> Goal:
Extract each record and reproduce it exactly.

> The data:
========
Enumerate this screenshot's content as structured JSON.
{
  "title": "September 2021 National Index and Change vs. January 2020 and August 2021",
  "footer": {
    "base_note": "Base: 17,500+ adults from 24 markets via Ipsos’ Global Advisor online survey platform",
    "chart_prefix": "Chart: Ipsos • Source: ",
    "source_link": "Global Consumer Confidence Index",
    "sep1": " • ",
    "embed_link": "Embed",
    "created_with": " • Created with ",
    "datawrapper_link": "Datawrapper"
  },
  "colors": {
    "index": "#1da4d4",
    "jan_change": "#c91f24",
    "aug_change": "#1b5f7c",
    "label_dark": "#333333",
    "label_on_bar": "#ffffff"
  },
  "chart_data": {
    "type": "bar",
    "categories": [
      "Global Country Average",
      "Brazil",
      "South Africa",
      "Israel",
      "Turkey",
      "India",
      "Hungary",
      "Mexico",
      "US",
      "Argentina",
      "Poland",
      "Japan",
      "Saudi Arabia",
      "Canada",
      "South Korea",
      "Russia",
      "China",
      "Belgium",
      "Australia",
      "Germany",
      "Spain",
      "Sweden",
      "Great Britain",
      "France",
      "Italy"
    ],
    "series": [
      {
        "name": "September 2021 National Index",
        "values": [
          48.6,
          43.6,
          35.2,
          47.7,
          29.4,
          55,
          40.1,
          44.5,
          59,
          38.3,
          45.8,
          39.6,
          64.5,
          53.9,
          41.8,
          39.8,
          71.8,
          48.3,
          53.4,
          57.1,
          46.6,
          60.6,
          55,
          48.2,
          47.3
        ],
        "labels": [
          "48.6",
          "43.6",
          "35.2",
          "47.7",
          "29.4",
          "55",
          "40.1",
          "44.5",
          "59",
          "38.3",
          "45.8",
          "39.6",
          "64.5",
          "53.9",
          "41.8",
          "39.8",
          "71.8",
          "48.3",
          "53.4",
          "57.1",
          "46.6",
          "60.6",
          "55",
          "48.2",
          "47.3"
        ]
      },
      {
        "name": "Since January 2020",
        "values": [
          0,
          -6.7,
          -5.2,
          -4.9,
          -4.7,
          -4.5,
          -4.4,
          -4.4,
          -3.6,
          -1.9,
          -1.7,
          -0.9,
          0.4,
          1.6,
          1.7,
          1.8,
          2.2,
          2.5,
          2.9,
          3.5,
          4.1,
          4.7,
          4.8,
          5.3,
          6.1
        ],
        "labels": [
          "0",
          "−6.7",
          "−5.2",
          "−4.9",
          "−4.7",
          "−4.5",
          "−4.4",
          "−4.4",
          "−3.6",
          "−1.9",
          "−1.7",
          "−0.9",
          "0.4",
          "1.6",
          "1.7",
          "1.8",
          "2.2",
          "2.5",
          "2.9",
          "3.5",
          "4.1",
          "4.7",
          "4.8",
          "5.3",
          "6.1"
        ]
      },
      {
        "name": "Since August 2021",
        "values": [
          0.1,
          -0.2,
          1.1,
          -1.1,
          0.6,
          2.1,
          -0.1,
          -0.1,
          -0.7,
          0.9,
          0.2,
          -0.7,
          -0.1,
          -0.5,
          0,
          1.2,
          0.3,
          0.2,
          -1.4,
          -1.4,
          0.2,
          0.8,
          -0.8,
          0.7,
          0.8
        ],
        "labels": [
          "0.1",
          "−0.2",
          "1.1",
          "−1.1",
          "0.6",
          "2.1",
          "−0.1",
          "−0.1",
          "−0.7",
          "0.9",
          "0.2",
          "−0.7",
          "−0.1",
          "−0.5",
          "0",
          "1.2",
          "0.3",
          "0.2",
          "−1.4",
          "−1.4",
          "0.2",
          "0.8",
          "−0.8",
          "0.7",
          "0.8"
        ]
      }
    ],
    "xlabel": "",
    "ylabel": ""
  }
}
========
> Answer for this exercise:
Enumerate this screenshot's content as structured JSON.
{
  "title": "September 2021 National Index and Change vs. January 2020 and August 2021",
  "footer": {
    "base_note": "Base: 17,500+ adults from 24 markets via Ipsos’ Global Advisor online survey platform",
    "chart_prefix": "Chart: Ipsos • Source: ",
    "source_link": "Global Consumer Confidence Index",
    "sep1": " • ",
    "embed_link": "Embed",
    "created_with": " • Created with ",
    "datawrapper_link": "Datawrapper"
  },
  "colors": {
    "index": "#1da4d4",
    "jan_change": "#c91f24",
    "aug_change": "#1b5f7c",
    "label_dark": "#333333",
    "label_on_bar": "#ffffff"
  },
  "chart_data": {
    "type": "bar",
    "categories": [
      "Global Country Average",
      "Brazil",
      "South Africa",
      "Israel",
      "Turkey",
      "India",
      "Hungary",
      "Mexico",
      "US",
      "Argentina",
      "Poland",
      "Japan",
      "Saudi Arabia",
      "Canada",
      "South Korea",
      "Russia",
      "China",
      "Belgium",
      "Australia",
      "Germany",
      "Spain",
      "Sweden",
      "Great Britain",
      "France",
      "Italy"
    ],
    "series": [
      {
        "name": "September 2021 National Index",
        "values": [
          48.6,
          43.6,
          35.2,
          47.7,
          29.4,
          55,
          40.1,
          44.5,
          59,
          38.3,
          45.8,
          39.6,
          64.5,
          53.9,
          41.8,
          39.8,
          71.8,
          48.3,
          53.4,
          57.1,
          46.6,
          60.6,
          55,
          48.2,
          47.3
        ],
        "labels": [
          "48.6",
          "43.6",
          "35.2",
          "47.7",
          "29.4",
          "55",
          "40.1",
          "44.5",
          "59",
          "38.3",
          "45.8",
          "39.6",
          "64.5",
          "53.9",
          "41.8",
          "39.8",
          "71.8",
          "48.3",
          "53.4",
          "57.1",
          "46.6",
          "60.6",
          "55",
          "48.2",
          "47.3"
        ]
      },
      {
        "name": "Since January 2020",
        "values": [
          0,
          -6.7,
          -5.2,
          -4.9,
          -4.7,
          -4.5,
          -4.4,
          -4.4,
          -3.6,
          -1.9,
          -1.7,
          -0.9,
          0.4,
          1.6,
          1.7,
          1.8,
          2.2,
          2.5,
          2.9,
          3.5,
          4.1,
          4.7,
          4.8,
          5.3,
          6.1
        ],
        "labels": [
          "0",
          "−6.7",
          "−5.2",
          "−4.9",
          "−4.7",
          "−4.5",
          "−4.4",
          "−4.4",
          "−3.6",
          "−1.9",
          "−1.7",
          "−0.9",
          "0.4",
          "1.6",
          "1.7",
          "1.8",
          "2.2",
          "2.5",
          "2.9",
          "3.5",
          "4.1",
          "4.7",
          "4.8",
          "5.3",
          "6.1"
        ]
      },
      {
        "name": "Since August 2021",
        "values": [
          0.1,
          -0.2,
          1.1,
          -1.1,
          0.6,
          2.1,
          -0.1,
          -0.1,
          -0.7,
          0.9,
          0.2,
          -0.7,
          -0.1,
          -0.5,
          0,
          1.2,
          0.3,
          0.2,
          -1.4,
          -1.4,
          0.2,
          0.8,
          -0.8,
          0.7,
          0.8
        ],
        "labels": [
          "0.1",
          "−0.2",
          "1.1",
          "−1.1",
          "0.6",
          "2.1",
          "−0.1",
          "−0.1",
          "−0.7",
          "0.9",
          "0.2",
          "−0.7",
          "−0.1",
          "−0.5",
          "0",
          "1.2",
          "0.3",
          "0.2",
          "−1.4",
          "−1.4",
          "0.2",
          "0.8",
          "−0.8",
          "0.7",
          "0.8"
        ]
      }
    ],
    "xlabel": "",
    "ylabel": ""
  }
}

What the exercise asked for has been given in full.